▶ WHAT IS EXPECTED
Omit every picture and return the rest of the data unaltered.

○ ○ ○ ○ ○

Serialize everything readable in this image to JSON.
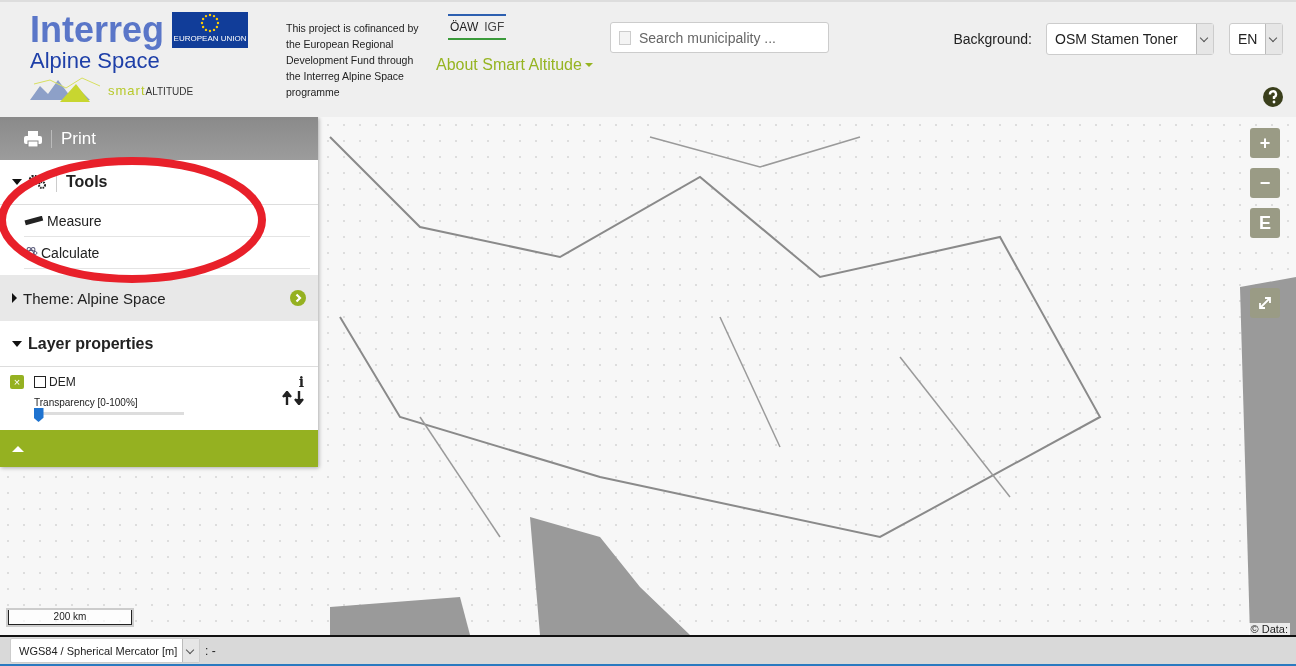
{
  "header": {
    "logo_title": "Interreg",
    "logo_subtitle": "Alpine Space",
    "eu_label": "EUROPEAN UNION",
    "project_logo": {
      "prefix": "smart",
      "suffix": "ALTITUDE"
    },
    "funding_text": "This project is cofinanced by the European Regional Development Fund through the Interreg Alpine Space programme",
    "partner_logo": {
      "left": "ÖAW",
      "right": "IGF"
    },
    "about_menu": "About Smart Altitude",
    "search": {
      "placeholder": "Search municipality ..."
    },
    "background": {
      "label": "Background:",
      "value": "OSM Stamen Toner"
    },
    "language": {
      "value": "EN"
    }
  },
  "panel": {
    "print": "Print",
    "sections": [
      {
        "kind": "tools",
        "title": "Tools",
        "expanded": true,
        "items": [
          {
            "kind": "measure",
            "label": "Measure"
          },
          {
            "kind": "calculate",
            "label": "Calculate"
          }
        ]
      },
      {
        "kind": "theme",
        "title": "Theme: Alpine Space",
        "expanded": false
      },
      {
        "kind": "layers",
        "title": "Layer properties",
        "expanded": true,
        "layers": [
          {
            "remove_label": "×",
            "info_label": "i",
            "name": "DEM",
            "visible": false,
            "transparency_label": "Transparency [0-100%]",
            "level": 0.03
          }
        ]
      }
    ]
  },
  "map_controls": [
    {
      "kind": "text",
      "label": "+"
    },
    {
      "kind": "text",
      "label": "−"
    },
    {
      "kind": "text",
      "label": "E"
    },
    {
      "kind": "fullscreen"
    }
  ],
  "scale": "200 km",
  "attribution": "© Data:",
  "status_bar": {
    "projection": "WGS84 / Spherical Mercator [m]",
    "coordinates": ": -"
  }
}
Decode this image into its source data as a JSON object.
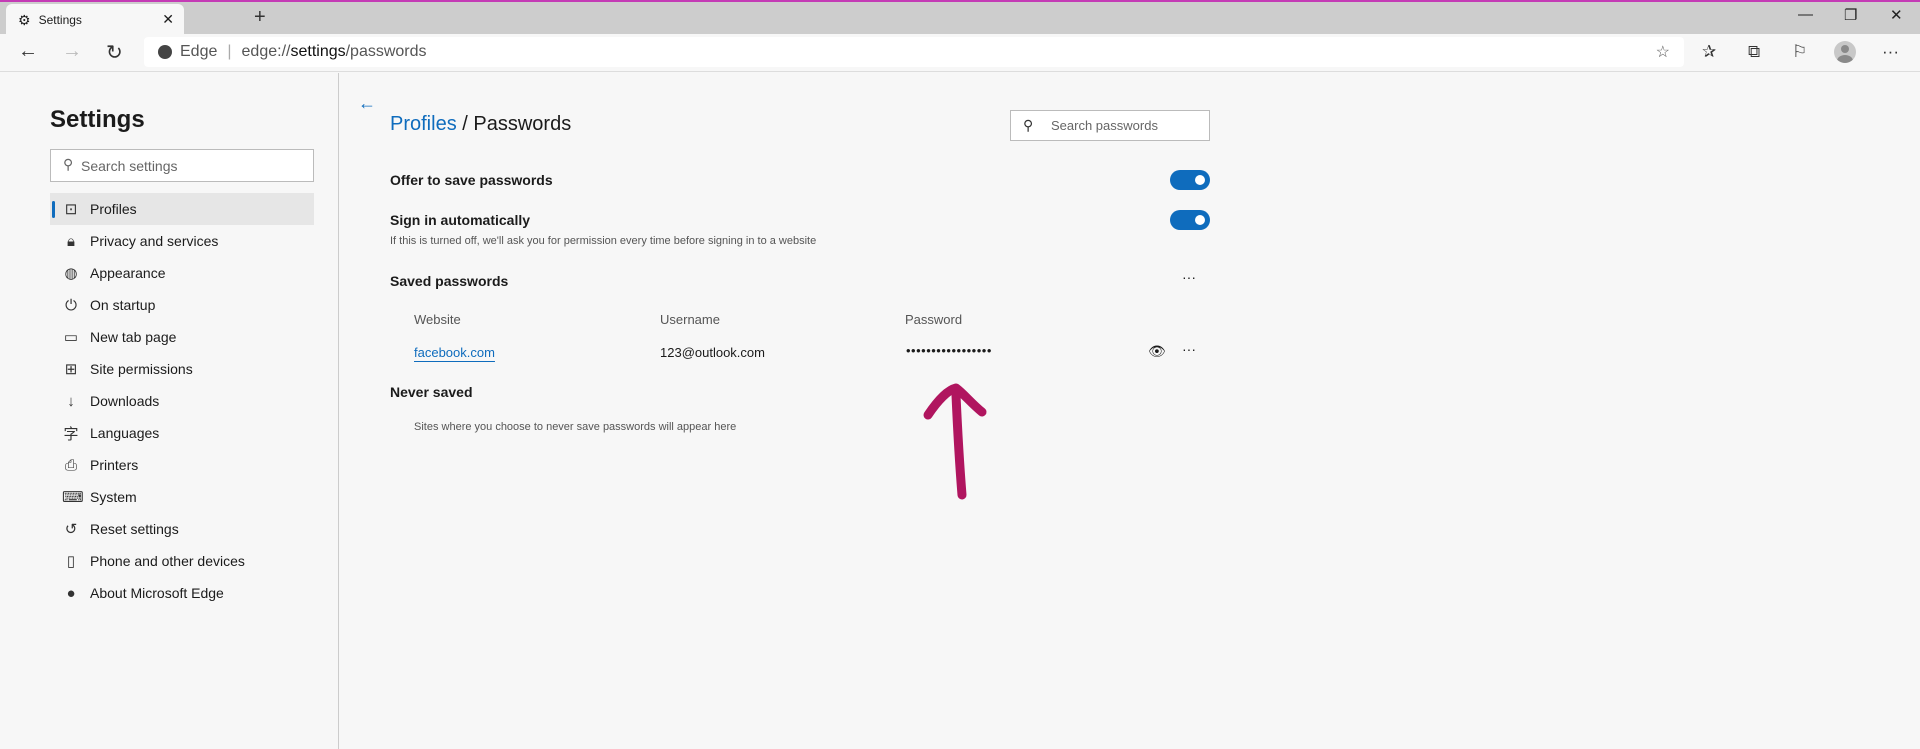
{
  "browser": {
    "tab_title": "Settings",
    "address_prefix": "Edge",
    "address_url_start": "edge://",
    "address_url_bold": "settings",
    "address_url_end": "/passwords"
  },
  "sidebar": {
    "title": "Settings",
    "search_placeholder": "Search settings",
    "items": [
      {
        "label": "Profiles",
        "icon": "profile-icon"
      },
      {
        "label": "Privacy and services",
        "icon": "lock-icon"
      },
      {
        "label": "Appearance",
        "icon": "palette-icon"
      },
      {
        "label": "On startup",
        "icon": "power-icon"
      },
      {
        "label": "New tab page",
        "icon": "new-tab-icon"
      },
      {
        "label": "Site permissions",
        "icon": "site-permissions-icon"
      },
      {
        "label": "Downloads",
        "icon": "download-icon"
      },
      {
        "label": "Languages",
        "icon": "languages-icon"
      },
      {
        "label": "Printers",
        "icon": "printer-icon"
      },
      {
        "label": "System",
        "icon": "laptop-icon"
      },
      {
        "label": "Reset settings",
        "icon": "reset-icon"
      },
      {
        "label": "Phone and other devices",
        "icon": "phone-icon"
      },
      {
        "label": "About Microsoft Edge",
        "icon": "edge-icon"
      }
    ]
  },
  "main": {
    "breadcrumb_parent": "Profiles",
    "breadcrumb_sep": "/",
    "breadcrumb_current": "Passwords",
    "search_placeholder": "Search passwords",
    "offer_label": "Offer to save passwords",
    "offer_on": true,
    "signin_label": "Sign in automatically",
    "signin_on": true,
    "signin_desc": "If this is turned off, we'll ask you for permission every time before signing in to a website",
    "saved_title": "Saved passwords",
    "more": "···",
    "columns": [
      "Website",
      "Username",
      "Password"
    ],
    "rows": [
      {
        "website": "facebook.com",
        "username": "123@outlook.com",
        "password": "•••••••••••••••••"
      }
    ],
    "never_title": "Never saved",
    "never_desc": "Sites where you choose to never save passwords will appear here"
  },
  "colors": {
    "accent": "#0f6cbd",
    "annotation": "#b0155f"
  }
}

○ ○ ○ ○ ○

▶ FINAL ANSWER
Serialize everything readable in this image to JSON.
{
  "header": {
    "logo_title": "Interreg",
    "logo_subtitle": "Alpine Space",
    "eu_label": "EUROPEAN UNION",
    "project_logo": {
      "prefix": "smart",
      "suffix": "ALTITUDE"
    },
    "funding_text": "This project is cofinanced by the European Regional Development Fund through the Interreg Alpine Space programme",
    "partner_logo": {
      "left": "ÖAW",
      "right": "IGF"
    },
    "about_menu": "About Smart Altitude",
    "search": {
      "placeholder": "Search municipality ..."
    },
    "background": {
      "label": "Background:",
      "value": "OSM Stamen Toner"
    },
    "language": {
      "value": "EN"
    }
  },
  "panel": {
    "print": "Print",
    "sections": [
      {
        "kind": "tools",
        "title": "Tools",
        "expanded": true,
        "items": [
          {
            "kind": "measure",
            "label": "Measure"
          },
          {
            "kind": "calculate",
            "label": "Calculate"
          }
        ]
      },
      {
        "kind": "theme",
        "title": "Theme: Alpine Space",
        "expanded": false
      },
      {
        "kind": "layers",
        "title": "Layer properties",
        "expanded": true,
        "layers": [
          {
            "remove_label": "×",
            "info_label": "i",
            "name": "DEM",
            "visible": false,
            "transparency_label": "Transparency [0-100%]",
            "level": 0.03
          }
        ]
      }
    ]
  },
  "map_controls": [
    {
      "kind": "text",
      "label": "+"
    },
    {
      "kind": "text",
      "label": "−"
    },
    {
      "kind": "text",
      "label": "E"
    },
    {
      "kind": "fullscreen"
    }
  ],
  "scale": "200 km",
  "attribution": "© Data:",
  "status_bar": {
    "projection": "WGS84 / Spherical Mercator [m]",
    "coordinates": ": -"
  }
}
Decode this image into its source data as a JSON object.
{
  "browser": {
    "tab_title": "Settings",
    "address_prefix": "Edge",
    "address_url_start": "edge://",
    "address_url_bold": "settings",
    "address_url_end": "/passwords"
  },
  "sidebar": {
    "title": "Settings",
    "search_placeholder": "Search settings",
    "items": [
      {
        "label": "Profiles",
        "icon": "profile-icon"
      },
      {
        "label": "Privacy and services",
        "icon": "lock-icon"
      },
      {
        "label": "Appearance",
        "icon": "palette-icon"
      },
      {
        "label": "On startup",
        "icon": "power-icon"
      },
      {
        "label": "New tab page",
        "icon": "new-tab-icon"
      },
      {
        "label": "Site permissions",
        "icon": "site-permissions-icon"
      },
      {
        "label": "Downloads",
        "icon": "download-icon"
      },
      {
        "label": "Languages",
        "icon": "languages-icon"
      },
      {
        "label": "Printers",
        "icon": "printer-icon"
      },
      {
        "label": "System",
        "icon": "laptop-icon"
      },
      {
        "label": "Reset settings",
        "icon": "reset-icon"
      },
      {
        "label": "Phone and other devices",
        "icon": "phone-icon"
      },
      {
        "label": "About Microsoft Edge",
        "icon": "edge-icon"
      }
    ]
  },
  "main": {
    "breadcrumb_parent": "Profiles",
    "breadcrumb_sep": "/",
    "breadcrumb_current": "Passwords",
    "search_placeholder": "Search passwords",
    "offer_label": "Offer to save passwords",
    "offer_on": true,
    "signin_label": "Sign in automatically",
    "signin_on": true,
    "signin_desc": "If this is turned off, we'll ask you for permission every time before signing in to a website",
    "saved_title": "Saved passwords",
    "more": "···",
    "columns": [
      "Website",
      "Username",
      "Password"
    ],
    "rows": [
      {
        "website": "facebook.com",
        "username": "123@outlook.com",
        "password": "•••••••••••••••••"
      }
    ],
    "never_title": "Never saved",
    "never_desc": "Sites where you choose to never save passwords will appear here"
  },
  "colors": {
    "accent": "#0f6cbd",
    "annotation": "#b0155f"
  }
}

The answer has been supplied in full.